(WHAT TO DO)
When you write out the records, keep every word exact and drop the pictures.

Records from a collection
■ ■ ■

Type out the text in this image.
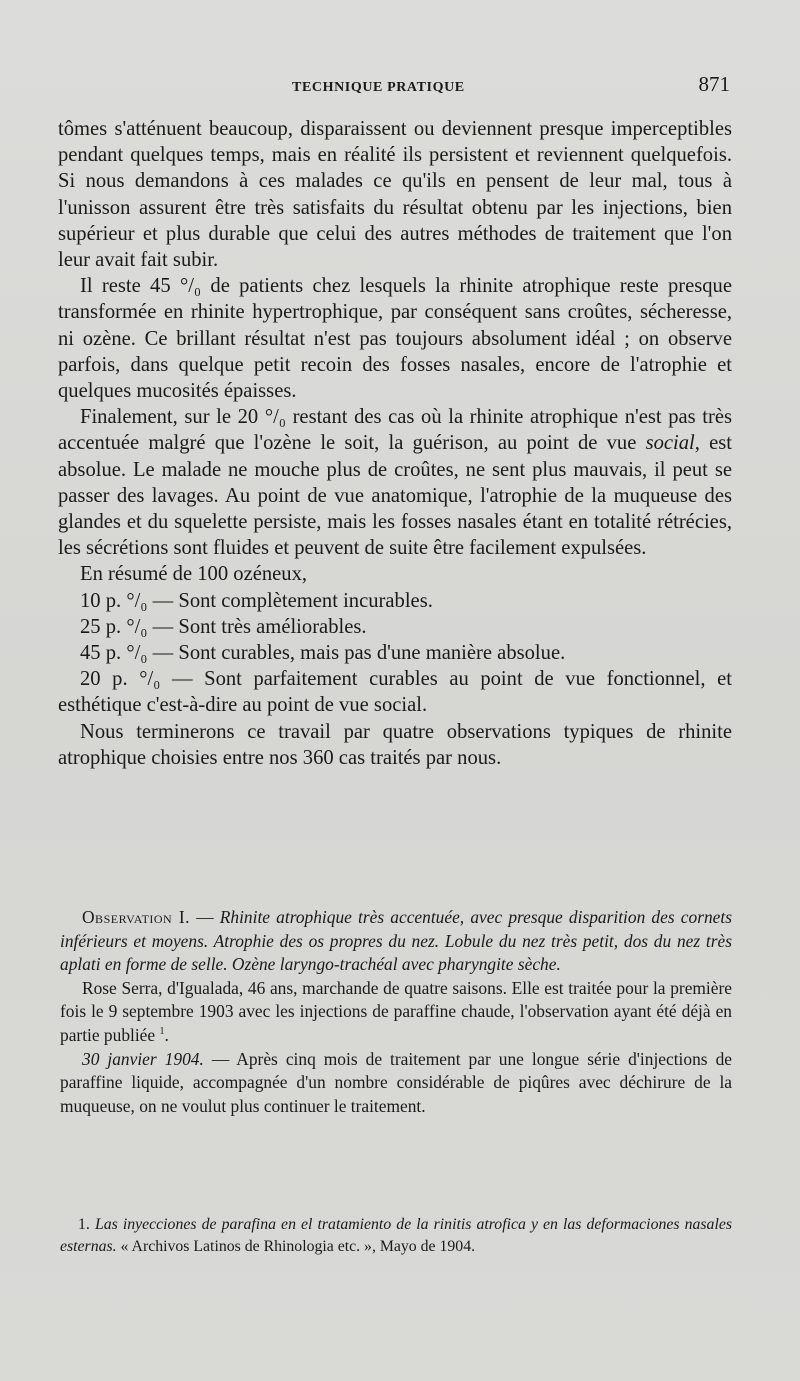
TECHNIQUE PRATIQUE	871

tômes s'atténuent beaucoup, disparaissent ou deviennent presque imperceptibles pendant quelques temps, mais en réalité ils persistent et reviennent quelquefois. Si nous demandons à ces malades ce qu'ils en pensent de leur mal, tous à l'unisson assurent être très satisfaits du résultat obtenu par les injections, bien supérieur et plus durable que celui des autres méthodes de traitement que l'on leur avait fait subir.

Il reste 45 °/₀ de patients chez lesquels la rhinite atrophique reste presque transformée en rhinite hypertrophique, par conséquent sans croûtes, sécheresse, ni ozène. Ce brillant résultat n'est pas toujours absolument idéal ; on observe parfois, dans quelque petit recoin des fosses nasales, encore de l'atrophie et quelques mucosités épaisses.

Finalement, sur le 20 °/₀ restant des cas où la rhinite atrophique n'est pas très accentuée malgré que l'ozène le soit, la guérison, au point de vue social, est absolue. Le malade ne mouche plus de croûtes, ne sent plus mauvais, il peut se passer des lavages. Au point de vue anatomique, l'atrophie de la muqueuse des glandes et du squelette persiste, mais les fosses nasales étant en totalité rétrécies, les sécrétions sont fluides et peuvent de suite être facilement expulsées.

En résumé de 100 ozéneux,

10 p. °/₀ — Sont complètement incurables.

25 p. °/₀ — Sont très améliorables.

45 p. °/₀ — Sont curables, mais pas d'une manière absolue.

20 p. °/₀ — Sont parfaitement curables au point de vue fonctionnel, et esthétique c'est-à-dire au point de vue social.

Nous terminerons ce travail par quatre observations typiques de rhinite atrophique choisies entre nos 360 cas traités par nous.

Observation I. — Rhinite atrophique très accentuée, avec presque disparition des cornets inférieurs et moyens. Atrophie des os propres du nez. Lobule du nez très petit, dos du nez très aplati en forme de selle. Ozène laryngo-trachéal avec pharyngite sèche.

Rose Serra, d'Igualada, 46 ans, marchande de quatre saisons. Elle est traitée pour la première fois le 9 septembre 1903 avec les injections de paraffine chaude, l'observation ayant été déjà en partie publiée $^1$.

30 janvier 1904. — Après cinq mois de traitement par une longue série d'injections de paraffine liquide, accompagnée d'un nombre considérable de piqûres avec déchirure de la muqueuse, on ne voulut plus continuer le traitement.

1. Las inyecciones de parafina en el tratamiento de la rinitis atrofica y en las deformaciones nasales esternas. « Archivos Latinos de Rhinologia etc. », Mayo de 1904.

■ ■ ■

(RESPONSE AREA)
Type out the text in this image.
TECHNIQUE PRATIQUE	871

tômes s'atténuent beaucoup, disparaissent ou deviennent presque imperceptibles pendant quelques temps, mais en réalité ils persistent et reviennent quelquefois. Si nous demandons à ces malades ce qu'ils en pensent de leur mal, tous à l'unisson assurent être très satisfaits du résultat obtenu par les injections, bien supérieur et plus durable que celui des autres méthodes de traitement que l'on leur avait fait subir.

Il reste 45 °/₀ de patients chez lesquels la rhinite atrophique reste presque transformée en rhinite hypertrophique, par conséquent sans croûtes, sécheresse, ni ozène. Ce brillant résultat n'est pas toujours absolument idéal ; on observe parfois, dans quelque petit recoin des fosses nasales, encore de l'atrophie et quelques mucosités épaisses.

Finalement, sur le 20 °/₀ restant des cas où la rhinite atrophique n'est pas très accentuée malgré que l'ozène le soit, la guérison, au point de vue social, est absolue. Le malade ne mouche plus de croûtes, ne sent plus mauvais, il peut se passer des lavages. Au point de vue anatomique, l'atrophie de la muqueuse des glandes et du squelette persiste, mais les fosses nasales étant en totalité rétrécies, les sécrétions sont fluides et peuvent de suite être facilement expulsées.

En résumé de 100 ozéneux,

10 p. °/₀ — Sont complètement incurables.

25 p. °/₀ — Sont très améliorables.

45 p. °/₀ — Sont curables, mais pas d'une manière absolue.

20 p. °/₀ — Sont parfaitement curables au point de vue fonctionnel, et esthétique c'est-à-dire au point de vue social.

Nous terminerons ce travail par quatre observations typiques de rhinite atrophique choisies entre nos 360 cas traités par nous.

Observation I. — Rhinite atrophique très accentuée, avec presque disparition des cornets inférieurs et moyens. Atrophie des os propres du nez. Lobule du nez très petit, dos du nez très aplati en forme de selle. Ozène laryngo-trachéal avec pharyngite sèche.

Rose Serra, d'Igualada, 46 ans, marchande de quatre saisons. Elle est traitée pour la première fois le 9 septembre 1903 avec les injections de paraffine chaude, l'observation ayant été déjà en partie publiée $^1$.

30 janvier 1904. — Après cinq mois de traitement par une longue série d'injections de paraffine liquide, accompagnée d'un nombre considérable de piqûres avec déchirure de la muqueuse, on ne voulut plus continuer le traitement.

1. Las inyecciones de parafina en el tratamiento de la rinitis atrofica y en las deformaciones nasales esternas. « Archivos Latinos de Rhinologia etc. », Mayo de 1904.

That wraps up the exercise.